* Exercise directions *
Please report how many lines of the listing contain the string "Фогес", giving the number only.

Start of Extracted information

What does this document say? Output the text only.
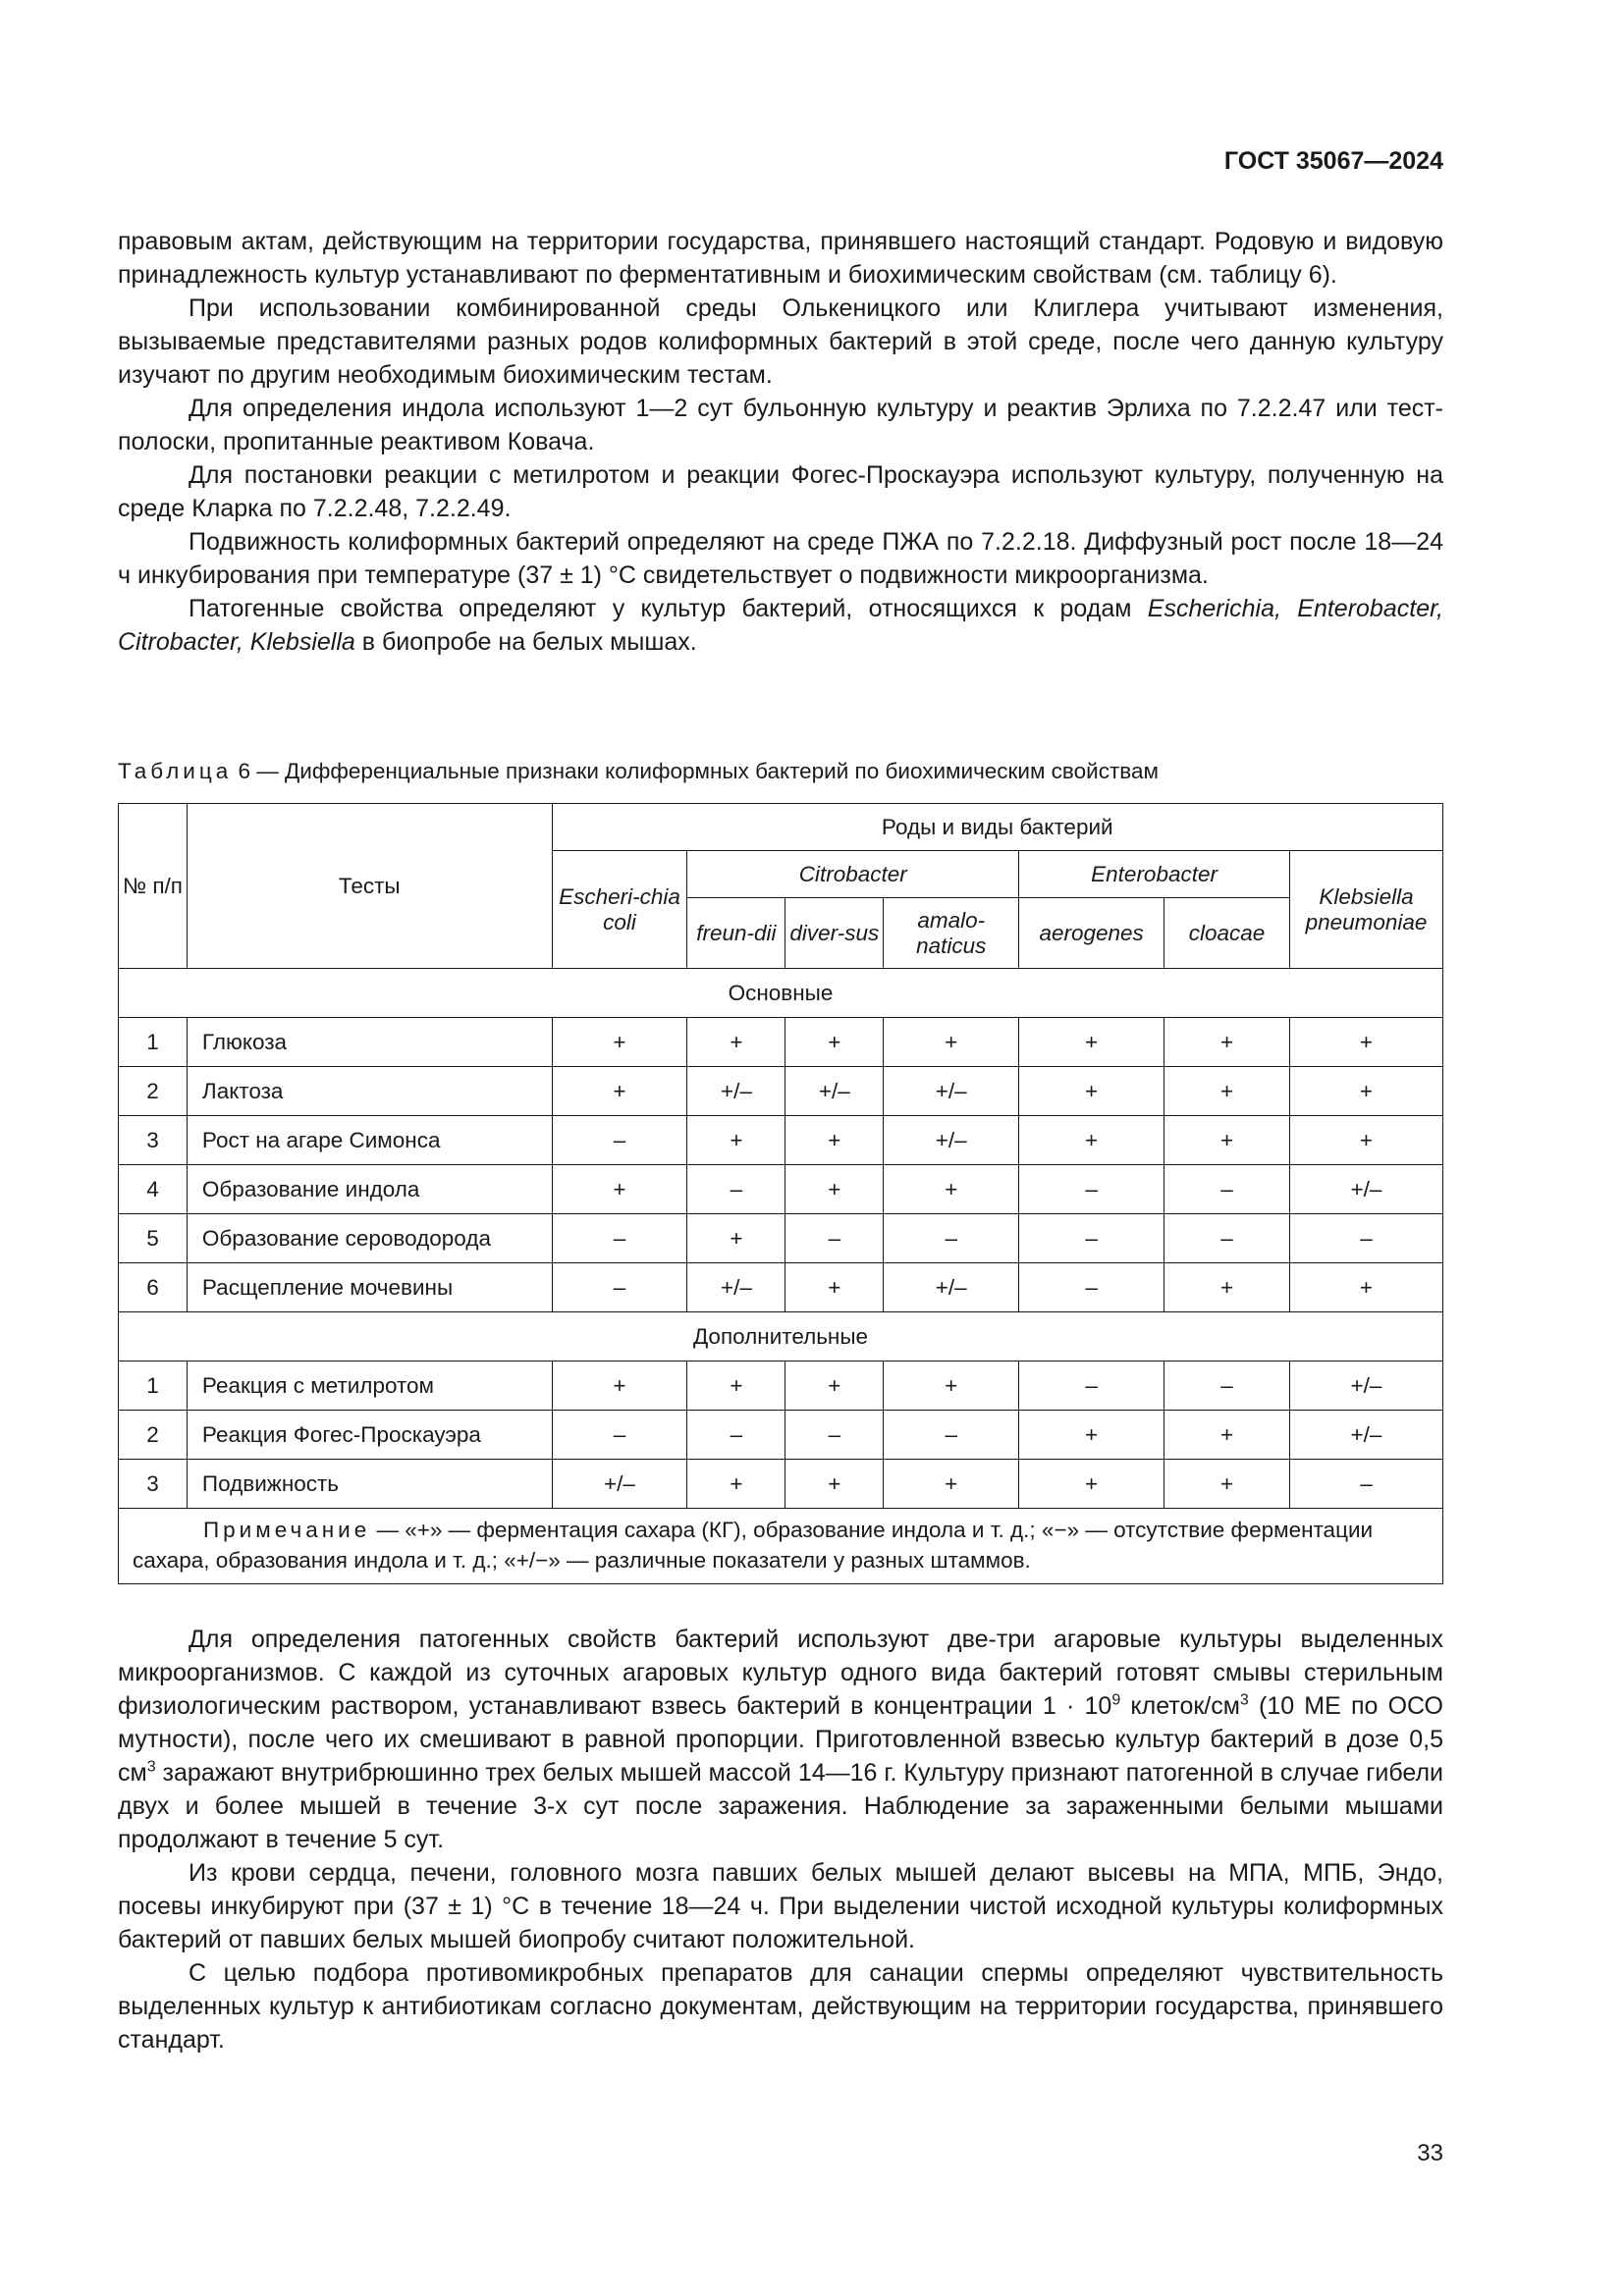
ГОСТ 35067—2024

правовым актам, действующим на территории государства, принявшего настоящий стандарт. Родовую и видовую принадлежность культур устанавливают по ферментативным и биохимическим свойствам (см. таблицу 6).

При использовании комбинированной среды Олькеницкого или Клиглера учитывают изменения, вызываемые представителями разных родов колиформных бактерий в этой среде, после чего данную культуру изучают по другим необходимым биохимическим тестам.

Для определения индола используют 1—2 сут бульонную культуру и реактив Эрлиха по 7.2.2.47 или тест-полоски, пропитанные реактивом Ковача.

Для постановки реакции с метилротом и реакции Фогес-Проскауэра используют культуру, полученную на среде Кларка по 7.2.2.48, 7.2.2.49.

Подвижность колиформных бактерий определяют на среде ПЖА по 7.2.2.18. Диффузный рост после 18—24 ч инкубирования при температуре (37 ± 1) °С свидетельствует о подвижности микроорганизма.

Патогенные свойства определяют у культур бактерий, относящихся к родам Escherichia, Enterobacter, Citrobacter, Klebsiella в биопробе на белых мышах.

Таблица 6 — Дифференциальные признаки колиформных бактерий по биохимическим свойствам
№ п/п	Тесты	Роды и виды бактерий						
		Escheri-chia coli	Citrobacter			Enterobacter		Klebsiella pneumoniae
			freun-dii	diver-sus	amalo-naticus	aerogenes	cloacae	
Основные								
1	Глюкоза	+	+	+	+	+	+	+
2	Лактоза	+	+/–	+/–	+/–	+	+	+
3	Рост на агаре Симонса	–	+	+	+/–	+	+	+
4	Образование индола	+	–	+	+	–	–	+/–
5	Образование сероводорода	–	+	–	–	–	–	–
6	Расщепление мочевины	–	+/–	+	+/–	–	+	+
Дополнительные								
1	Реакция с метилротом	+	+	+	+	–	–	+/–
2	Реакция Фогес-Проскауэра	–	–	–	–	+	+	+/–
3	Подвижность	+/–	+	+	+	+	+	–
Примечание — «+» — ферментация сахара (КГ), образование индола и т. д.; «−» — отсутствие ферментации сахара, образования индола и т. д.; «+/−» — различные показатели у разных штаммов.								

Для определения патогенных свойств бактерий используют две-три агаровые культуры выделенных микроорганизмов. С каждой из суточных агаровых культур одного вида бактерий готовят смывы стерильным физиологическим раствором, устанавливают взвесь бактерий в концентрации $1 \cdot 10^9$ клеток/$см^3$ (10 МЕ по ОСО мутности), после чего их смешивают в равной пропорции. Приготовленной взвесью культур бактерий в дозе 0,5 $см^3$ заражают внутрибрюшинно трех белых мышей массой 14—16 г. Культуру признают патогенной в случае гибели двух и более мышей в течение 3-х сут после заражения. Наблюдение за зараженными белыми мышами продолжают в течение 5 сут.

Из крови сердца, печени, головного мозга павших белых мышей делают высевы на МПА, МПБ, Эндо, посевы инкубируют при (37 ± 1) °С в течение 18—24 ч. При выделении чистой исходной культуры колиформных бактерий от павших белых мышей биопробу считают положительной.

С целью подбора противомикробных препаратов для санации спермы определяют чувствительность выделенных культур к антибиотикам согласно документам, действующим на территории государства, принявшего стандарт.

33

End of Extracted information

* Your response *
2